DIRECTIONS FOR THIS TASK ▸
Produce the listing below again, exactly as shown.

LISTED RECORDS ▸
┄┄┄┄┄┄┄┄┄┄

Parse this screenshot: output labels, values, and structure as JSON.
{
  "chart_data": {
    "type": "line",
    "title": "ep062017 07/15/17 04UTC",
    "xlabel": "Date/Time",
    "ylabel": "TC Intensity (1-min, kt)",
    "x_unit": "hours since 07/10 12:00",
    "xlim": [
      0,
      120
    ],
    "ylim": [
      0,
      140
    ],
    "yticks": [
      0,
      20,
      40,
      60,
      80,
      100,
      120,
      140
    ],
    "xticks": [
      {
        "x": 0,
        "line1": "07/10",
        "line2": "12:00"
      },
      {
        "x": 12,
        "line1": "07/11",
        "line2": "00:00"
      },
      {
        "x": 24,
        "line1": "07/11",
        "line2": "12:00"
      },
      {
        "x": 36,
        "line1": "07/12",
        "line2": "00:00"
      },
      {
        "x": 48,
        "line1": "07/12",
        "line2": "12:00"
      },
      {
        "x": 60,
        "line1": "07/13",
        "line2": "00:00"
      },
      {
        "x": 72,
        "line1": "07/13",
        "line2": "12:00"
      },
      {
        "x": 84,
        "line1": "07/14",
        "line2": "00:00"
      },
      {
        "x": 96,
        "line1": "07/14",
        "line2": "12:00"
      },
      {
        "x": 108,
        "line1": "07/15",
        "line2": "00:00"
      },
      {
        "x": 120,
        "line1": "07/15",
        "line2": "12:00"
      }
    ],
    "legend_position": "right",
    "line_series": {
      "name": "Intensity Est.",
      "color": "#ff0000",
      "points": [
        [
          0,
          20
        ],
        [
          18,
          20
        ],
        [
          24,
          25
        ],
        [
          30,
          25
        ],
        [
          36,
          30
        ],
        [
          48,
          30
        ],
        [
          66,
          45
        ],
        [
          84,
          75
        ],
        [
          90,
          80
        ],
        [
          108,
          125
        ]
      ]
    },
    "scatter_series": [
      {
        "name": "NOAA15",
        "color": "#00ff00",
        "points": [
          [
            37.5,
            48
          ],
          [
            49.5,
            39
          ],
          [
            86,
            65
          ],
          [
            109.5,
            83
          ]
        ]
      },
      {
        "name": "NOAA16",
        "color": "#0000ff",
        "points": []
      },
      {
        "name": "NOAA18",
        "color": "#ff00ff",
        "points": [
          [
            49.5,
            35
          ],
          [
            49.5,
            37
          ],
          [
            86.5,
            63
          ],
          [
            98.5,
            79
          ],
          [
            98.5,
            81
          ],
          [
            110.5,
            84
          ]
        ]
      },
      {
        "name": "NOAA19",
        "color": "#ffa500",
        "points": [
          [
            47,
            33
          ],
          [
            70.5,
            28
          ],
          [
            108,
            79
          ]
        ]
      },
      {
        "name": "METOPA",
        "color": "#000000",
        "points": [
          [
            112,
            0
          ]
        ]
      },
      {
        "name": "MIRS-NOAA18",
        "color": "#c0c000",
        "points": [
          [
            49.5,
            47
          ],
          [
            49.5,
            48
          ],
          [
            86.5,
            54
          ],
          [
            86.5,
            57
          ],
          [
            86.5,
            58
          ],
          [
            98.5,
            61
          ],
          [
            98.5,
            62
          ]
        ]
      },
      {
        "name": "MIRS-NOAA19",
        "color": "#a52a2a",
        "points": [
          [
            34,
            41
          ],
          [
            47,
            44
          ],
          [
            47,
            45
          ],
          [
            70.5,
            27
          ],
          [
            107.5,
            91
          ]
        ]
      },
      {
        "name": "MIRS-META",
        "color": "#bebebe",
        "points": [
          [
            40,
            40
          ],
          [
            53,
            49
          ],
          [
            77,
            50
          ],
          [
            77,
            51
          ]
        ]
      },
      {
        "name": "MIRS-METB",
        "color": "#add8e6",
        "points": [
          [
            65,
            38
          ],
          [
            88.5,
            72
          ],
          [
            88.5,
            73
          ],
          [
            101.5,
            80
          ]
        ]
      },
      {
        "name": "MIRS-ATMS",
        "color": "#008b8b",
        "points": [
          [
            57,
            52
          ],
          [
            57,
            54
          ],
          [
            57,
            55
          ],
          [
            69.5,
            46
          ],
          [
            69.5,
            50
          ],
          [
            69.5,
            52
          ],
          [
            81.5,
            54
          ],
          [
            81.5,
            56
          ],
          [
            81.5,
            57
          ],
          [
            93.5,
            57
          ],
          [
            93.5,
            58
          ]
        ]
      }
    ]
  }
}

┄┄┄┄┄┄┄┄┄┄

RESULT FOR THIS TASK ▸
Parse this screenshot: output labels, values, and structure as JSON.
{
  "chart_data": {
    "type": "line",
    "title": "ep062017 07/15/17 04UTC",
    "xlabel": "Date/Time",
    "ylabel": "TC Intensity (1-min, kt)",
    "x_unit": "hours since 07/10 12:00",
    "xlim": [
      0,
      120
    ],
    "ylim": [
      0,
      140
    ],
    "yticks": [
      0,
      20,
      40,
      60,
      80,
      100,
      120,
      140
    ],
    "xticks": [
      {
        "x": 0,
        "line1": "07/10",
        "line2": "12:00"
      },
      {
        "x": 12,
        "line1": "07/11",
        "line2": "00:00"
      },
      {
        "x": 24,
        "line1": "07/11",
        "line2": "12:00"
      },
      {
        "x": 36,
        "line1": "07/12",
        "line2": "00:00"
      },
      {
        "x": 48,
        "line1": "07/12",
        "line2": "12:00"
      },
      {
        "x": 60,
        "line1": "07/13",
        "line2": "00:00"
      },
      {
        "x": 72,
        "line1": "07/13",
        "line2": "12:00"
      },
      {
        "x": 84,
        "line1": "07/14",
        "line2": "00:00"
      },
      {
        "x": 96,
        "line1": "07/14",
        "line2": "12:00"
      },
      {
        "x": 108,
        "line1": "07/15",
        "line2": "00:00"
      },
      {
        "x": 120,
        "line1": "07/15",
        "line2": "12:00"
      }
    ],
    "legend_position": "right",
    "line_series": {
      "name": "Intensity Est.",
      "color": "#ff0000",
      "points": [
        [
          0,
          20
        ],
        [
          18,
          20
        ],
        [
          24,
          25
        ],
        [
          30,
          25
        ],
        [
          36,
          30
        ],
        [
          48,
          30
        ],
        [
          66,
          45
        ],
        [
          84,
          75
        ],
        [
          90,
          80
        ],
        [
          108,
          125
        ]
      ]
    },
    "scatter_series": [
      {
        "name": "NOAA15",
        "color": "#00ff00",
        "points": [
          [
            37.5,
            48
          ],
          [
            49.5,
            39
          ],
          [
            86,
            65
          ],
          [
            109.5,
            83
          ]
        ]
      },
      {
        "name": "NOAA16",
        "color": "#0000ff",
        "points": []
      },
      {
        "name": "NOAA18",
        "color": "#ff00ff",
        "points": [
          [
            49.5,
            35
          ],
          [
            49.5,
            37
          ],
          [
            86.5,
            63
          ],
          [
            98.5,
            79
          ],
          [
            98.5,
            81
          ],
          [
            110.5,
            84
          ]
        ]
      },
      {
        "name": "NOAA19",
        "color": "#ffa500",
        "points": [
          [
            47,
            33
          ],
          [
            70.5,
            28
          ],
          [
            108,
            79
          ]
        ]
      },
      {
        "name": "METOPA",
        "color": "#000000",
        "points": [
          [
            112,
            0
          ]
        ]
      },
      {
        "name": "MIRS-NOAA18",
        "color": "#c0c000",
        "points": [
          [
            49.5,
            47
          ],
          [
            49.5,
            48
          ],
          [
            86.5,
            54
          ],
          [
            86.5,
            57
          ],
          [
            86.5,
            58
          ],
          [
            98.5,
            61
          ],
          [
            98.5,
            62
          ]
        ]
      },
      {
        "name": "MIRS-NOAA19",
        "color": "#a52a2a",
        "points": [
          [
            34,
            41
          ],
          [
            47,
            44
          ],
          [
            47,
            45
          ],
          [
            70.5,
            27
          ],
          [
            107.5,
            91
          ]
        ]
      },
      {
        "name": "MIRS-META",
        "color": "#bebebe",
        "points": [
          [
            40,
            40
          ],
          [
            53,
            49
          ],
          [
            77,
            50
          ],
          [
            77,
            51
          ]
        ]
      },
      {
        "name": "MIRS-METB",
        "color": "#add8e6",
        "points": [
          [
            65,
            38
          ],
          [
            88.5,
            72
          ],
          [
            88.5,
            73
          ],
          [
            101.5,
            80
          ]
        ]
      },
      {
        "name": "MIRS-ATMS",
        "color": "#008b8b",
        "points": [
          [
            57,
            52
          ],
          [
            57,
            54
          ],
          [
            57,
            55
          ],
          [
            69.5,
            46
          ],
          [
            69.5,
            50
          ],
          [
            69.5,
            52
          ],
          [
            81.5,
            54
          ],
          [
            81.5,
            56
          ],
          [
            81.5,
            57
          ],
          [
            93.5,
            57
          ],
          [
            93.5,
            58
          ]
        ]
      }
    ]
  }
}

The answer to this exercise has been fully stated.